Select from the data all lines with the word "JSON".

> [Extracts from a graphics dataset]:
▬▬▬▬▬▬
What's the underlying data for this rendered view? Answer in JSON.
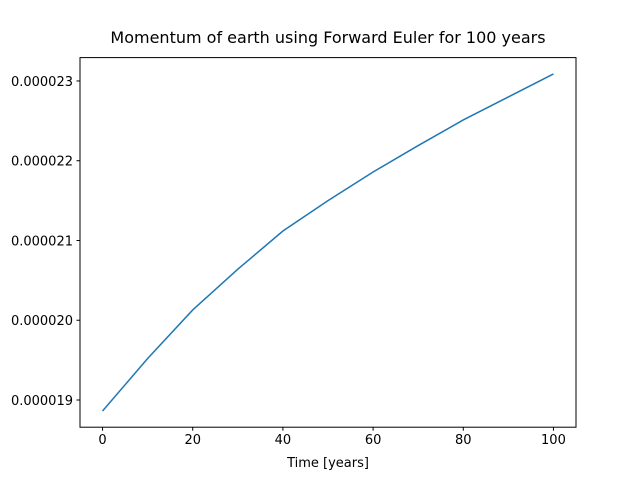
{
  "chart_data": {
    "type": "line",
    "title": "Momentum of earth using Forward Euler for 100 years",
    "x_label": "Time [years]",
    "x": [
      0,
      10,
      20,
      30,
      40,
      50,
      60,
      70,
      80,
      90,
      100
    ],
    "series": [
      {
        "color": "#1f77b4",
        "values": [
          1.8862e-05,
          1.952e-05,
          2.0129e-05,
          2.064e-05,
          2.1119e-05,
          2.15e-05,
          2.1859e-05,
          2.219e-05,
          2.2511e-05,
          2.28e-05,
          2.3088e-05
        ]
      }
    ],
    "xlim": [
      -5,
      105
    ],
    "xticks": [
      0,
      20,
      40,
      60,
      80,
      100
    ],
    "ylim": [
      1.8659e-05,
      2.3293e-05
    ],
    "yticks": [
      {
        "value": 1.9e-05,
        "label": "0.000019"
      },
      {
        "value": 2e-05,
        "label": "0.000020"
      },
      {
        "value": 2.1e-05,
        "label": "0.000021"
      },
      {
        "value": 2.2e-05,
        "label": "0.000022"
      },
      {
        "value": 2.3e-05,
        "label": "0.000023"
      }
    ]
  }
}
▬▬▬▬▬▬
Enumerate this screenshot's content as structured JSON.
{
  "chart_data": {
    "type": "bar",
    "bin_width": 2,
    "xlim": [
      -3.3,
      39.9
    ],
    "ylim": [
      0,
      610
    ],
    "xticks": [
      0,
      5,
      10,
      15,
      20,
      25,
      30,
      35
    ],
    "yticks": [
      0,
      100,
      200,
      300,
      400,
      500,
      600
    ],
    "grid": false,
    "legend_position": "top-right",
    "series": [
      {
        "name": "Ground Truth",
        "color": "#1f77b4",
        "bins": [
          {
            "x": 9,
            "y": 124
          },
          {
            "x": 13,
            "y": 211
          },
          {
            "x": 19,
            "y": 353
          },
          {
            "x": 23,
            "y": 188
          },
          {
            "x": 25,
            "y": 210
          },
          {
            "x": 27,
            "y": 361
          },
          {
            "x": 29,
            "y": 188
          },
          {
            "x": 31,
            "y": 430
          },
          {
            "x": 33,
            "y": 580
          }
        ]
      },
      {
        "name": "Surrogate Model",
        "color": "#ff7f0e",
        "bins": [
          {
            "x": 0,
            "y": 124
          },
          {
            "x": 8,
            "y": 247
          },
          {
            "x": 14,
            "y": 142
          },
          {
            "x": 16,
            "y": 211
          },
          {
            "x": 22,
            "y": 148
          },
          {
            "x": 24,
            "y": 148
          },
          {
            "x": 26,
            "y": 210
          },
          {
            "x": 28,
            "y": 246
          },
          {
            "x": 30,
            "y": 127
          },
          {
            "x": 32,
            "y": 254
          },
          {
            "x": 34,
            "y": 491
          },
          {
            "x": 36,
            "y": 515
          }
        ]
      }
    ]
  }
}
▬▬▬▬▬▬
> [Answer]:
What's the underlying data for this rendered view? Answer in JSON.
Enumerate this screenshot's content as structured JSON.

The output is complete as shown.